◆ READING TEXT:

The 'towing relay' powers the 'towing indicator light' on the dash, it is "plug and play". I've found that the standard indicator relay runs a lightbar on a trailer easily - but the 'towing indicator' light (or a buzzer that sounds when the traler indicators are 'on') is a legal requirement when towing.

You could get the pre-wired 7 pin socket only, it's easy to install with its instructions, and hide it securely under the bumper. Use in conjuncton with a light bar on the rear end of the bikes, and the jobs a good 'un :D .

And don't forget a number plate for the light bar... One that matches your car would be good ;) .

EDIT: and I use scotchloks to connect into the wiring too, had no trouble at all on several cars over a decade or more. Not ideal, but as talkingcars said this is how the professionals do it... :)

Ricky
27th April 2008, 23:26
Spit. Those would be the same "professionals" then that created the nightmare ball of wiring that is otherwise known as the passenger side rear light cluster on my 405, in the end I had to rip out every single scotchlock and replace it with a chocolate block connector, again hardly ideal but at least it meant I could go somewhere in the dark without it blowing the fuse that controls the number plate lights, the passenger side rear sidelight and the front two sidelights..... French wiring or scotchlock connectors? Both as bad as the other.....:laugh:

E_T_V
28th April 2008, 11:51
First question is do you have a towbar? I'm assuming not but worth asking anyway.
If you can buy an inline plug rather than a mounted socket type (as you'll have nowhere to mount the socket if you have no towbar!).

Something like this (you want the N type)
http://www.towsure.com/category/7202-Inline_Sockets
With some wire like (again N type)
http://www.towsure.com/category/7196-Cable_and_Wire
Some solder and some insulation tape and bobs your uncle. a nice neat reliable job.

◆ GIVEN INFORMATION:
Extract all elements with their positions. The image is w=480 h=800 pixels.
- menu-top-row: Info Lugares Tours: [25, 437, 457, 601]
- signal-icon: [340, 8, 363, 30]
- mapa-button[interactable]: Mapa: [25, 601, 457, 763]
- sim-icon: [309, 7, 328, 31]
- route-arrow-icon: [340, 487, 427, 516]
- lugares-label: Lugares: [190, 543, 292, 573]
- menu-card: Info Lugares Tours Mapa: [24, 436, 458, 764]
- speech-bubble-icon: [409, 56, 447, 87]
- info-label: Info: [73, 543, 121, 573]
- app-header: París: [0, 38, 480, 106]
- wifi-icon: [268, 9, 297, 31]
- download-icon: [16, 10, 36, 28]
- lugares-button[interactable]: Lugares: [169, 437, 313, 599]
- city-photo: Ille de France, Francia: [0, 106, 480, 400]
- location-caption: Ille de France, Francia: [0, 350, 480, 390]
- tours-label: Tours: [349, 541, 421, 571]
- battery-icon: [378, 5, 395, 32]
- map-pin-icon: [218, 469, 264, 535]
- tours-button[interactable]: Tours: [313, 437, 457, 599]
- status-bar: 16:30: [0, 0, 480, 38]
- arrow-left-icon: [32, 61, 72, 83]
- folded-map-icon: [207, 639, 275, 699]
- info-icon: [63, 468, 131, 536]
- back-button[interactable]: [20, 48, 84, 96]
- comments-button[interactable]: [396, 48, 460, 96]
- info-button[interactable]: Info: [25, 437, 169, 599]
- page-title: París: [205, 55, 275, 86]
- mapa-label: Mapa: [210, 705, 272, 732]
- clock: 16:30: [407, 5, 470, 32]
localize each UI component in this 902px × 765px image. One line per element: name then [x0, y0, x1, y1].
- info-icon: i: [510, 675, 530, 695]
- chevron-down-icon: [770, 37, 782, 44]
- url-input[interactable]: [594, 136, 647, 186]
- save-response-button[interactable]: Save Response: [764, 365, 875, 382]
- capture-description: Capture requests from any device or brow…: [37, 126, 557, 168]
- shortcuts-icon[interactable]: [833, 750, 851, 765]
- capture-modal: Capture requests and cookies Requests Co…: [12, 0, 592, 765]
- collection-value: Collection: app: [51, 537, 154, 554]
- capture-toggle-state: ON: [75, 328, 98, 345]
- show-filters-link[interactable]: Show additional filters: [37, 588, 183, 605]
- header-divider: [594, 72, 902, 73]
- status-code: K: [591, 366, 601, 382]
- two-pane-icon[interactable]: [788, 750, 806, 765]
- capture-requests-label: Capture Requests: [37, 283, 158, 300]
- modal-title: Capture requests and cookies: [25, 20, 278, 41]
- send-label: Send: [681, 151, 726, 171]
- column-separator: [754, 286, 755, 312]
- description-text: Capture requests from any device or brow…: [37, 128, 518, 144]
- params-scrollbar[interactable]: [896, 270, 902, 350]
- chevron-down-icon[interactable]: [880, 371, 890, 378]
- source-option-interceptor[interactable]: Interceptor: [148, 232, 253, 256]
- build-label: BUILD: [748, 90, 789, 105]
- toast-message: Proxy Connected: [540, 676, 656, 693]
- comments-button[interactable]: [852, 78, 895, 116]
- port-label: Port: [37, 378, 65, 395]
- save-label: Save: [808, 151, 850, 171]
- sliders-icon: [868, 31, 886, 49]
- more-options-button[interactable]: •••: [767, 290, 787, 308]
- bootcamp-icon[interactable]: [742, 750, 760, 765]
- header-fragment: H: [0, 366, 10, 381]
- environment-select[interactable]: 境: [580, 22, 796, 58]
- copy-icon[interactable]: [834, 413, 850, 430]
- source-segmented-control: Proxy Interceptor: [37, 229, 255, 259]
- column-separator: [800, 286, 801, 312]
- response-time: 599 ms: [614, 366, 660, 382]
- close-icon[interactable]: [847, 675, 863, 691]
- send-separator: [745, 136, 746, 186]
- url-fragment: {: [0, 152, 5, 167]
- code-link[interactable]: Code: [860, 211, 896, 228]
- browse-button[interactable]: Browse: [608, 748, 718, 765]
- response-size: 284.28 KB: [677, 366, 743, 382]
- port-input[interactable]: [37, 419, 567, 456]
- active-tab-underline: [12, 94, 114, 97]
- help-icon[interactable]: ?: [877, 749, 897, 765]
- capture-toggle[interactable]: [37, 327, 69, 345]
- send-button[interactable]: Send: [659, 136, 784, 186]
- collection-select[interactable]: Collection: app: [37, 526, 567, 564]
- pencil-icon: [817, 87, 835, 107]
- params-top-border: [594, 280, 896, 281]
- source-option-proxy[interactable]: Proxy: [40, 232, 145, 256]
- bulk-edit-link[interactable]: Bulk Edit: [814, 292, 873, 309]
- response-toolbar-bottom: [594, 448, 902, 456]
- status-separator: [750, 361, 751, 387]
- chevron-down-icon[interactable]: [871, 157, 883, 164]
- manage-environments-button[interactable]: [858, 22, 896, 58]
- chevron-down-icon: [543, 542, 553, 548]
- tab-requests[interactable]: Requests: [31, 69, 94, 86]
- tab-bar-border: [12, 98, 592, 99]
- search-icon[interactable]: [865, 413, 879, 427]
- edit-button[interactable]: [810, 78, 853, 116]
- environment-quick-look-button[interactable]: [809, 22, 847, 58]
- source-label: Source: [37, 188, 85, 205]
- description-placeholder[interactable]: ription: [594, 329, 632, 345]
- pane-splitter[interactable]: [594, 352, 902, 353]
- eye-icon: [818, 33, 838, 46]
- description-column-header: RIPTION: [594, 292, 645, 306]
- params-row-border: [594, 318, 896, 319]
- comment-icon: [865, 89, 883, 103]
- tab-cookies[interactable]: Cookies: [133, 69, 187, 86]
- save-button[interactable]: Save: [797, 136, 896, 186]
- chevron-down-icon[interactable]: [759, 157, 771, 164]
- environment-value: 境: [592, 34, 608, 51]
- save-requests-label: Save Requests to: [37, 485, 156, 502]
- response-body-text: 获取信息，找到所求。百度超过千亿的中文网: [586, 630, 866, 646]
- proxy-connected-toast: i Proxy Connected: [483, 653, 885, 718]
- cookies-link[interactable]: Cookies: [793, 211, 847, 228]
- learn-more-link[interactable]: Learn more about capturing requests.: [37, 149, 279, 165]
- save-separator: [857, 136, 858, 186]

◆ EXERCISE GOAL:
Transcribe the stretch of the towing-wiring discussion from "You could get" through "professionals do it... :)".

◆ RESPONSE TO THIS TASK:
You could get the pre-wired 7 pin socket only, it's easy to install with its instructions, and hide it securely under the bumper. Use in conjuncton with a light bar on the rear end of the bikes, and the jobs a good 'un :D .

And don't forget a number plate for the light bar... One that matches your car would be good ;) .

EDIT: and I use scotchloks to connect into the wiring too, had no trouble at all on several cars over a decade or more. Not ideal, but as talkingcars said this is how the professionals do it... :)